# WHAT NEEDS TO BE DONE
Your answer should be a single number: the count of lines containing the string "series".

Extracted data entries
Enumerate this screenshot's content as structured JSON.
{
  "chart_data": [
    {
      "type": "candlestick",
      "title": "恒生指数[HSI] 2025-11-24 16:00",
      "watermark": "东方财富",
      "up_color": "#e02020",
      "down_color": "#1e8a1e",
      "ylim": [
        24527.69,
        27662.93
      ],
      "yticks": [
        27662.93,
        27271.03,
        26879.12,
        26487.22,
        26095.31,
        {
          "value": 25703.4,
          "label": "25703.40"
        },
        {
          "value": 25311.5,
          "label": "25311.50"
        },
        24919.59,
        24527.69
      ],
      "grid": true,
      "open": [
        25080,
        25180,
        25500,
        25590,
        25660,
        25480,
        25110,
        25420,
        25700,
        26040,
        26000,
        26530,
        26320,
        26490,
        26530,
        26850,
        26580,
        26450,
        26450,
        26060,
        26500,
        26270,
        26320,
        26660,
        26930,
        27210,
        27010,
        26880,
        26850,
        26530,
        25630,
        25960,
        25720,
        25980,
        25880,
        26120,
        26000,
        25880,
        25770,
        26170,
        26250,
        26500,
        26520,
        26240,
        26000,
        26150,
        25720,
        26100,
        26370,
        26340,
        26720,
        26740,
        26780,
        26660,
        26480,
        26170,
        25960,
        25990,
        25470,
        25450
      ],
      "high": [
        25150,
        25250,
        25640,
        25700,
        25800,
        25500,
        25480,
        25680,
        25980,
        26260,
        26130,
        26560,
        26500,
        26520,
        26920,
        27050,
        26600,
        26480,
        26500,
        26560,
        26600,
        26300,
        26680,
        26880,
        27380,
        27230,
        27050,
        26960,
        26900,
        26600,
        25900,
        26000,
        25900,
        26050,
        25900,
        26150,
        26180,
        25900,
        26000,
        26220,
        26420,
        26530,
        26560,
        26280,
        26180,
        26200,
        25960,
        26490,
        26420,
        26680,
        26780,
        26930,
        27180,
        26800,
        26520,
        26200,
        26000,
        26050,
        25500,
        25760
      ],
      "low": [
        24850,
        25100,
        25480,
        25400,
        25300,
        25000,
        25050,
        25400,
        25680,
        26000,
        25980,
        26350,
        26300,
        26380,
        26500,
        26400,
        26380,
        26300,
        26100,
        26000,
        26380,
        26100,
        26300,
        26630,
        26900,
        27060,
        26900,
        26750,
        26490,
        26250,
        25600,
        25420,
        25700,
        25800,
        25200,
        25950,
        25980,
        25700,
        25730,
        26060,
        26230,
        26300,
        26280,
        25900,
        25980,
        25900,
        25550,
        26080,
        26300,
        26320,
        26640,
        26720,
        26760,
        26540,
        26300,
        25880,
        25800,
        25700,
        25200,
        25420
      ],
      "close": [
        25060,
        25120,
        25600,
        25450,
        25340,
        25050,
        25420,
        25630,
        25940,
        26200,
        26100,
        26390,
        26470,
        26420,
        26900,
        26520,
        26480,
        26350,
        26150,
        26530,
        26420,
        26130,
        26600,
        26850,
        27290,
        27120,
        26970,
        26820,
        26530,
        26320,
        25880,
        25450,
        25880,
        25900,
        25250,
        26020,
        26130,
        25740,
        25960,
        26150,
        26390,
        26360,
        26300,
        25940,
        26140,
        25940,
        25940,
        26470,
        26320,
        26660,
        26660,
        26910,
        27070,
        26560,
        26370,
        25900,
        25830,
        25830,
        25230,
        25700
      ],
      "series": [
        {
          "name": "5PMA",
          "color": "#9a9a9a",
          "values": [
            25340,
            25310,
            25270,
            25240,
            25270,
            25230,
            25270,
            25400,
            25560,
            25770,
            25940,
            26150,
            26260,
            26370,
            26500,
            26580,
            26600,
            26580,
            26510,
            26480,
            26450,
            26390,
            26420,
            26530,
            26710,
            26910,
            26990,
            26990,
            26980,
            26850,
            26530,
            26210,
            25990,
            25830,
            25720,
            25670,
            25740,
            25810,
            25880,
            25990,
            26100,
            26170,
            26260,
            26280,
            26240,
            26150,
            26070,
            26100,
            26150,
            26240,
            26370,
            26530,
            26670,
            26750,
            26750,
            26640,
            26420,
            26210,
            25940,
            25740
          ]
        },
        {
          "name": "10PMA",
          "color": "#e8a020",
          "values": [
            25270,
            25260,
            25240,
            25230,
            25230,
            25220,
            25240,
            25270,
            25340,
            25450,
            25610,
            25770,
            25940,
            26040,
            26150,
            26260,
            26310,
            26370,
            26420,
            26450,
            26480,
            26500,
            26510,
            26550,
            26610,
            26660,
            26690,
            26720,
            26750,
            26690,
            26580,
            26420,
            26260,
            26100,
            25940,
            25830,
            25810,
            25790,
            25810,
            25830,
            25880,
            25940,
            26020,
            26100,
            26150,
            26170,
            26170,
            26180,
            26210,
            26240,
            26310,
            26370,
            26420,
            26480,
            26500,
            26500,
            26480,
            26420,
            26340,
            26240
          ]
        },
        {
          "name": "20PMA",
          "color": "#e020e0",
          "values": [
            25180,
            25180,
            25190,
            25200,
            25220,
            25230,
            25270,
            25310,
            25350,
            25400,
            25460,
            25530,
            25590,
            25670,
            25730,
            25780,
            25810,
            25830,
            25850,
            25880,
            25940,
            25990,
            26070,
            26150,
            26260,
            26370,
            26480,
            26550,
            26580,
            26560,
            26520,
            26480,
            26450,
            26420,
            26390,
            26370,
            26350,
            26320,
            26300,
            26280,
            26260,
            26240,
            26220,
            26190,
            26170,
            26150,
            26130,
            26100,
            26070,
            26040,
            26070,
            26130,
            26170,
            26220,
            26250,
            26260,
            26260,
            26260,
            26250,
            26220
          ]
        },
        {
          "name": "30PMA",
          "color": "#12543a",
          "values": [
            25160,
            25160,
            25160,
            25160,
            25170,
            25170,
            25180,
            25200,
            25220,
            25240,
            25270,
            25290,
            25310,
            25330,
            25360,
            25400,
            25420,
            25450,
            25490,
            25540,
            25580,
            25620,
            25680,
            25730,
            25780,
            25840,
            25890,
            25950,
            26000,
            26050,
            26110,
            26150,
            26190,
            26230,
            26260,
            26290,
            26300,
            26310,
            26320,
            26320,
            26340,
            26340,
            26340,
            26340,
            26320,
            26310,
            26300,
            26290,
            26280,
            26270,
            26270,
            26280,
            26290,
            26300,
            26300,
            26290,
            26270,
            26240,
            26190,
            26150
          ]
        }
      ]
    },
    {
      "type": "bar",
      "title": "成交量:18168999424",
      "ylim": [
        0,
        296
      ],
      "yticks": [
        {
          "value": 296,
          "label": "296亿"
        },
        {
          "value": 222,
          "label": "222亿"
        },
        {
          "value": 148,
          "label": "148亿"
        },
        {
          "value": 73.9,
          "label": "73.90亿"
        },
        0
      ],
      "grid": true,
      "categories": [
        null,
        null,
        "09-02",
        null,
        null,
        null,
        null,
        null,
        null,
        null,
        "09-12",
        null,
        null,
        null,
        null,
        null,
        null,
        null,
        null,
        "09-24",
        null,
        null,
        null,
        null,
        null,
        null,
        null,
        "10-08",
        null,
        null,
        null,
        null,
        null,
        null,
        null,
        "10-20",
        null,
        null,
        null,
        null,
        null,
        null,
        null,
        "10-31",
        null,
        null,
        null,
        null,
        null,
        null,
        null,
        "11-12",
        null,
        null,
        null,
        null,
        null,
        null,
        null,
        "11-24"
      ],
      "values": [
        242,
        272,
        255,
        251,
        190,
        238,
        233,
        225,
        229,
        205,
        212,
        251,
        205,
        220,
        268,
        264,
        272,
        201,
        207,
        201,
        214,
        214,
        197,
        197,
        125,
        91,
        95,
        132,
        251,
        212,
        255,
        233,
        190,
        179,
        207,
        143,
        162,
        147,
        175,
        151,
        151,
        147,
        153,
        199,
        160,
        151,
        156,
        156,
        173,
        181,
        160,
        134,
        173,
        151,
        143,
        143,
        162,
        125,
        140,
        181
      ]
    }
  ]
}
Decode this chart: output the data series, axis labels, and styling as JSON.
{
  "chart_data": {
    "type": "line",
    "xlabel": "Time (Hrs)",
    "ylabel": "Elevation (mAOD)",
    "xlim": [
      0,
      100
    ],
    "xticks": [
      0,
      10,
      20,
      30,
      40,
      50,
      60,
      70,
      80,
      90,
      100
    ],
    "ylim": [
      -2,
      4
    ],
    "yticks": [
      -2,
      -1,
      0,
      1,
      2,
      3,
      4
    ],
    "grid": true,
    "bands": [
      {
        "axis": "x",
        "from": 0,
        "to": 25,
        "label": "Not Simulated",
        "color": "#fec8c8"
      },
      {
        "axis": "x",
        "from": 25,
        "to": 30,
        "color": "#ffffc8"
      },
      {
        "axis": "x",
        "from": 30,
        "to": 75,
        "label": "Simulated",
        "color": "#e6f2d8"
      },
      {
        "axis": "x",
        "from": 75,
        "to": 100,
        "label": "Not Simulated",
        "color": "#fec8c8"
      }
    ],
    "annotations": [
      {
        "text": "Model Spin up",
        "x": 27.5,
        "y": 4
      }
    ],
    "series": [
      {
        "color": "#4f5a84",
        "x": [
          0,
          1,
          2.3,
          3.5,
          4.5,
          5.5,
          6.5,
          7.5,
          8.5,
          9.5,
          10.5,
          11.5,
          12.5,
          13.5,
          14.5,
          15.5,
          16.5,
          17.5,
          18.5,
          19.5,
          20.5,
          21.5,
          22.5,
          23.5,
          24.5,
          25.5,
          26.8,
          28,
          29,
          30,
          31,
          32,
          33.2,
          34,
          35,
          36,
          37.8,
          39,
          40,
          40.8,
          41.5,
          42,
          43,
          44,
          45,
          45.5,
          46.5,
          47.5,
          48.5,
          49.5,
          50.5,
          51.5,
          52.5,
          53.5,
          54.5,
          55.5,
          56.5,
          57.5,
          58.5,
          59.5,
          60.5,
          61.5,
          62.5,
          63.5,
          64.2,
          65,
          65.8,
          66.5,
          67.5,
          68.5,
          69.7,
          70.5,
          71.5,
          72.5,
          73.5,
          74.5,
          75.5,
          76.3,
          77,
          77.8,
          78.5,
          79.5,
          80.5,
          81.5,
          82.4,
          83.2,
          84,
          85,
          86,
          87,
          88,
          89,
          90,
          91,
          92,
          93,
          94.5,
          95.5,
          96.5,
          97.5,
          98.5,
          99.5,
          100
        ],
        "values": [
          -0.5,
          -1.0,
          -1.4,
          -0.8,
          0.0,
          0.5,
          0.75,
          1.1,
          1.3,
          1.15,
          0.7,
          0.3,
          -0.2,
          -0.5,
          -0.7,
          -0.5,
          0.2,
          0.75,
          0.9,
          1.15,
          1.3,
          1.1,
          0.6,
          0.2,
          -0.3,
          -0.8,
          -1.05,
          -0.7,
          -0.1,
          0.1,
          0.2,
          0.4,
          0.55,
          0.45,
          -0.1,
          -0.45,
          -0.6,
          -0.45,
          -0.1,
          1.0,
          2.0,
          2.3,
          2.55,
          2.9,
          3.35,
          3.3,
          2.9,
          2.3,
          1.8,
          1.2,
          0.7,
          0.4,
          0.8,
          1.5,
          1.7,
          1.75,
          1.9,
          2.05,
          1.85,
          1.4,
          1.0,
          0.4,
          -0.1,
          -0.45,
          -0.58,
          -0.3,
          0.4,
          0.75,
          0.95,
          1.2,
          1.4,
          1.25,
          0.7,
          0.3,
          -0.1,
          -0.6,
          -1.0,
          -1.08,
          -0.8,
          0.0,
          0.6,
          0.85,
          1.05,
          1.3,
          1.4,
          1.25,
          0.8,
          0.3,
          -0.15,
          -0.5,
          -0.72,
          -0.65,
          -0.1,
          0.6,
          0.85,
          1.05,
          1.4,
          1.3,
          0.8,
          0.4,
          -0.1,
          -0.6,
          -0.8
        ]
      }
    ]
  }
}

# TASK RESPONSE
3